■ **Task description**: Gather, from the listing beneath this task, every line holding the string "войны".
# start of Record set
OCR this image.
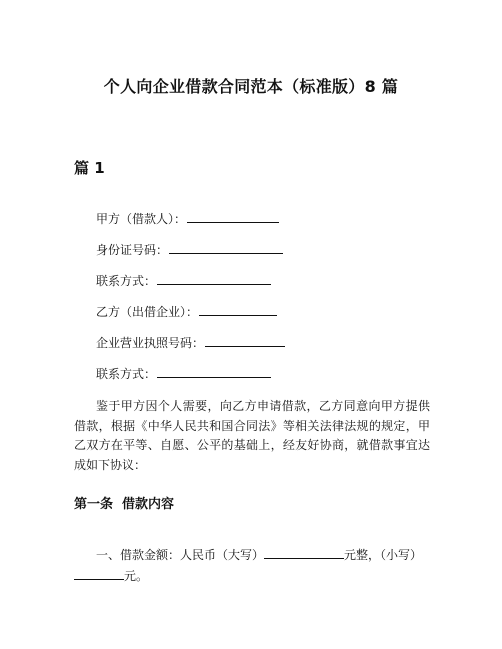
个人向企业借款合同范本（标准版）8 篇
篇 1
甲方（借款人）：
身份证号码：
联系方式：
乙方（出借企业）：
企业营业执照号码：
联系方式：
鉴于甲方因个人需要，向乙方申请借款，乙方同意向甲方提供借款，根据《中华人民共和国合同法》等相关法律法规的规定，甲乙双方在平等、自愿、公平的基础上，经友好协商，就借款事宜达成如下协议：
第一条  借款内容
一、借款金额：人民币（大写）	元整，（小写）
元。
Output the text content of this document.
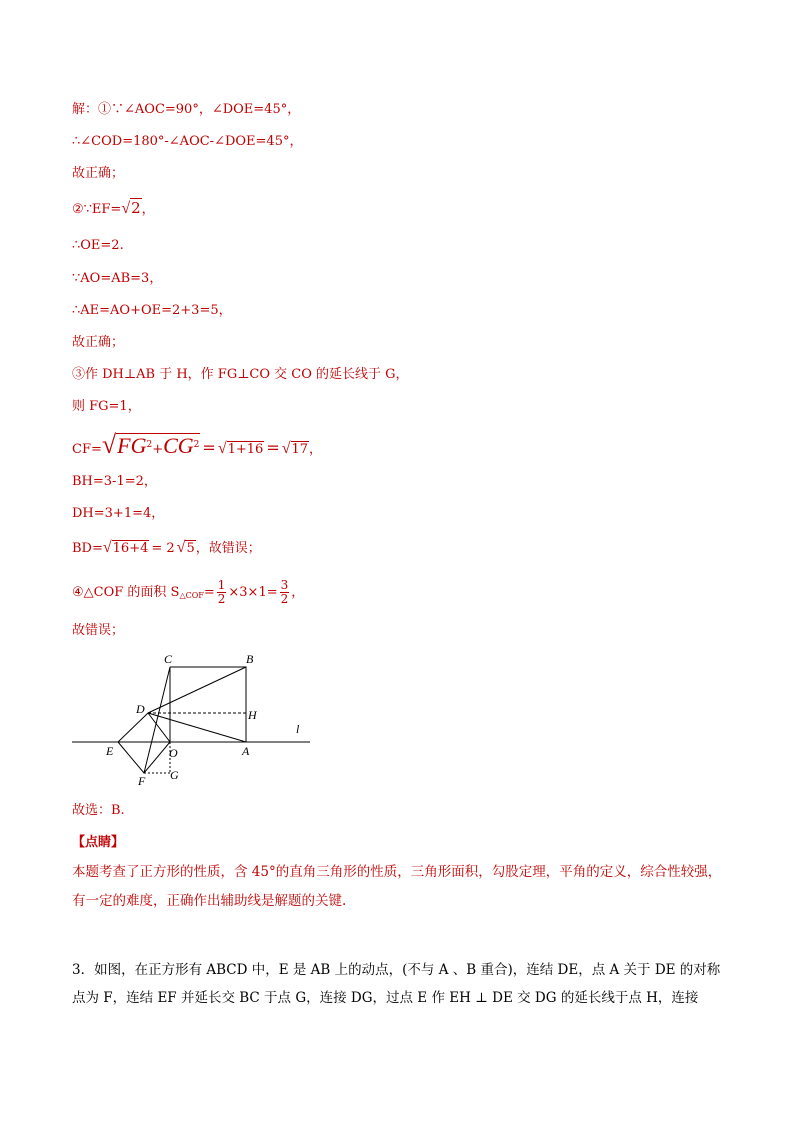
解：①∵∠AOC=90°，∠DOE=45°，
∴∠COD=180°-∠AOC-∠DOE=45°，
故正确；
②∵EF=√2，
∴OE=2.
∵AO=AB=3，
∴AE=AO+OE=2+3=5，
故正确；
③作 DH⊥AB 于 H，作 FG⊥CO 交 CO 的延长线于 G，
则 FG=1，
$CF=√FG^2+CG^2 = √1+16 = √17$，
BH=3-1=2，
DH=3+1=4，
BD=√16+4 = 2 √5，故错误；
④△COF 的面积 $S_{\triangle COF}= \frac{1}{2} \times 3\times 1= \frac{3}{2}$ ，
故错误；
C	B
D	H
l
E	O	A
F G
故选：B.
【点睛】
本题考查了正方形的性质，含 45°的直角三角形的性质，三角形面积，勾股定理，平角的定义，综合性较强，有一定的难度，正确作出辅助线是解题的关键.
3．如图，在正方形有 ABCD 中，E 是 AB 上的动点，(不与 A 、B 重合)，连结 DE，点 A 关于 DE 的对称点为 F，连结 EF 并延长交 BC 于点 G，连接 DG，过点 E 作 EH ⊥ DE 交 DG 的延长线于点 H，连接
# end of Record set
# start of Record set
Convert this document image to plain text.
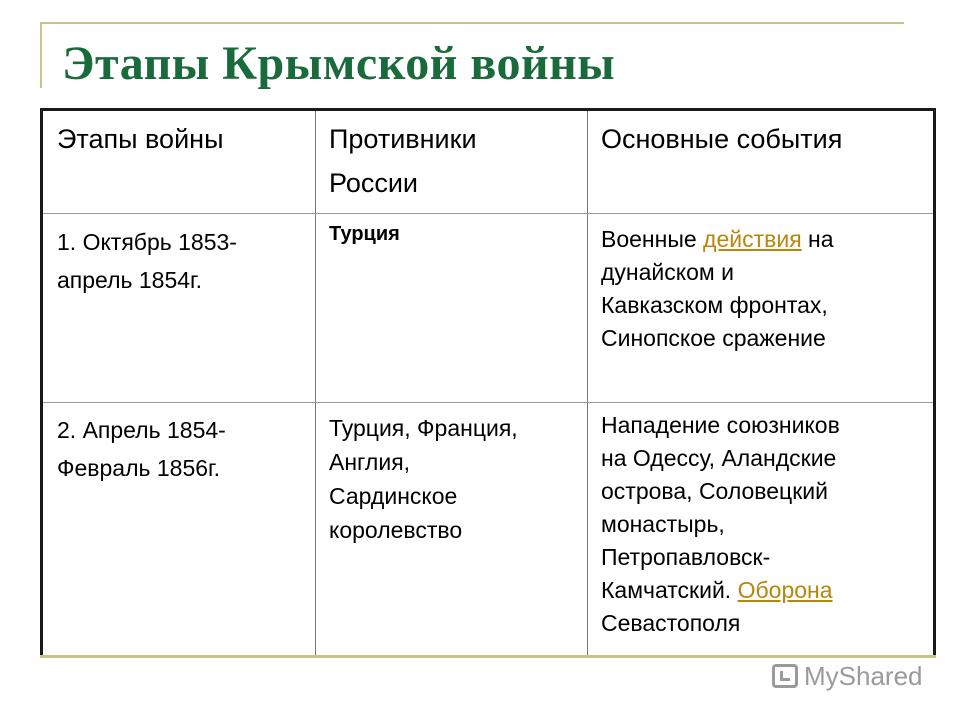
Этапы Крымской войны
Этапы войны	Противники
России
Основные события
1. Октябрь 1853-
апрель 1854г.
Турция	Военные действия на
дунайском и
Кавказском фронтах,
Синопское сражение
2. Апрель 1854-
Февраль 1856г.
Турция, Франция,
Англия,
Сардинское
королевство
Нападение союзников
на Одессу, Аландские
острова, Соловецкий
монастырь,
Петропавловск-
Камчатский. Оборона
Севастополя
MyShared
# end of Record set
# start of Record set
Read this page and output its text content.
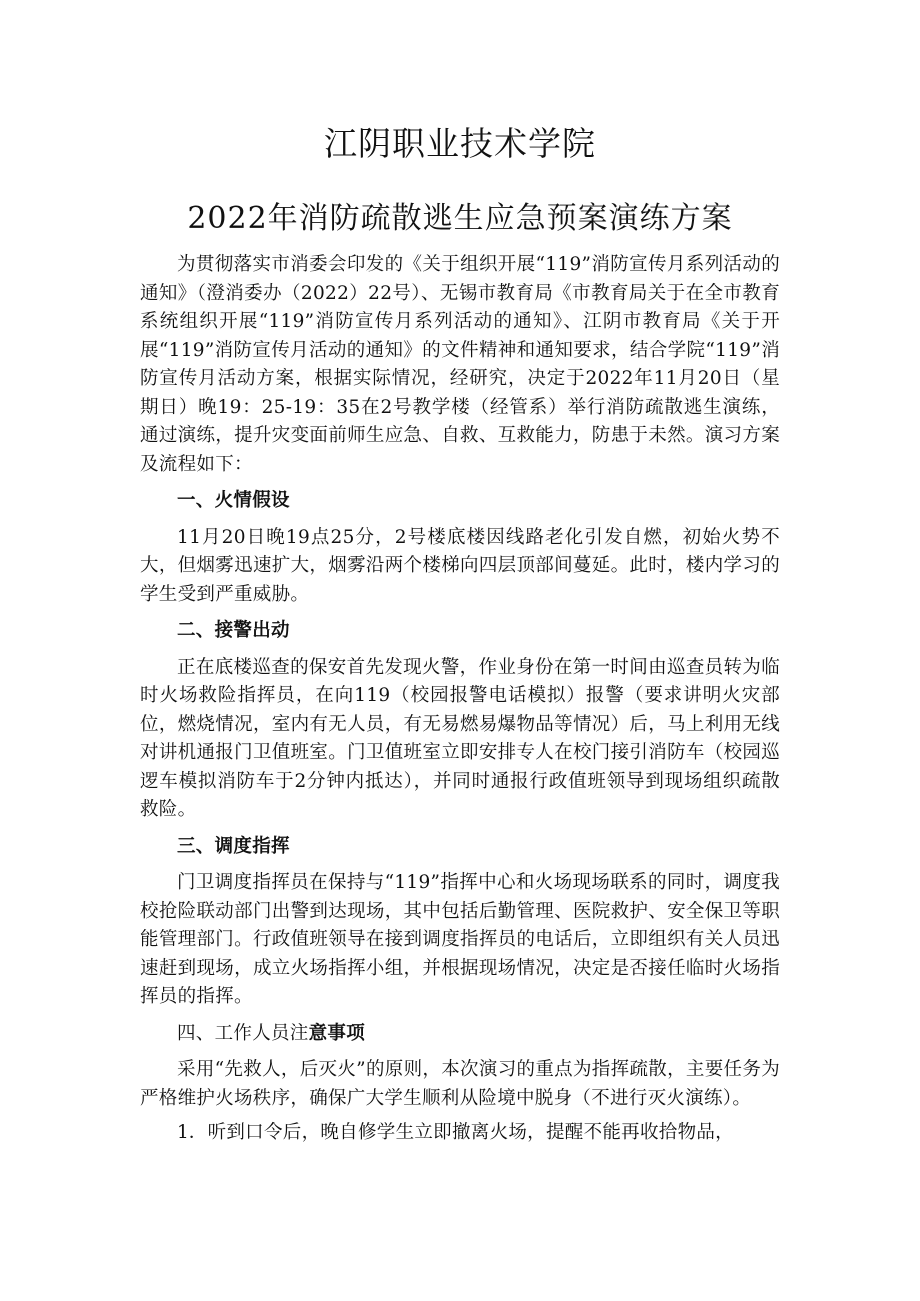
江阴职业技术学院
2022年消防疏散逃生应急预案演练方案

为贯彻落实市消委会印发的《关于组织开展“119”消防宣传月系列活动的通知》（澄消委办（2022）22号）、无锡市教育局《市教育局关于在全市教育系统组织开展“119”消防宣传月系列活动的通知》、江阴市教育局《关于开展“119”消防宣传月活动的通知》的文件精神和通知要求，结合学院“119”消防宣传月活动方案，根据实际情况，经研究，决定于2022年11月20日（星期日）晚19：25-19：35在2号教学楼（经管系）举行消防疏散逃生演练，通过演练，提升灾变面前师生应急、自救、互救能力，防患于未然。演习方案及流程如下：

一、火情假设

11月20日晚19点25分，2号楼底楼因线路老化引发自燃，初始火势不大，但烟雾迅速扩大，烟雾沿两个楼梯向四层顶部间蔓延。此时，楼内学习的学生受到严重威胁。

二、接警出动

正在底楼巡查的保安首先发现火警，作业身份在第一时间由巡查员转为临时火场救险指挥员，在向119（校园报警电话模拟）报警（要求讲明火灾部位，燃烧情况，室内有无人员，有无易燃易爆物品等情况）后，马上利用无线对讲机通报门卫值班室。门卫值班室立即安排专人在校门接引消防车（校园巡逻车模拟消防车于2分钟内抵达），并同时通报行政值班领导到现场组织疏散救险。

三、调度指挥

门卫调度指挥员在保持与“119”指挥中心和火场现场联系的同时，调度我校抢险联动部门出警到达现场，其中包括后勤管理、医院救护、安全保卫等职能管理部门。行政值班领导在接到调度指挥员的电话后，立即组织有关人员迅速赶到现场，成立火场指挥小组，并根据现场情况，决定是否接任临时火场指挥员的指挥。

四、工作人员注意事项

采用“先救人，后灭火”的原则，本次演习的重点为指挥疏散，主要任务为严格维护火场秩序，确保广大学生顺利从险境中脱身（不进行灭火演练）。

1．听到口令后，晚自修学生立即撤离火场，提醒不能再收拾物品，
# end of Record set
■ **Written solution**:
Этапы Крымской войны
Этапы войны	Противники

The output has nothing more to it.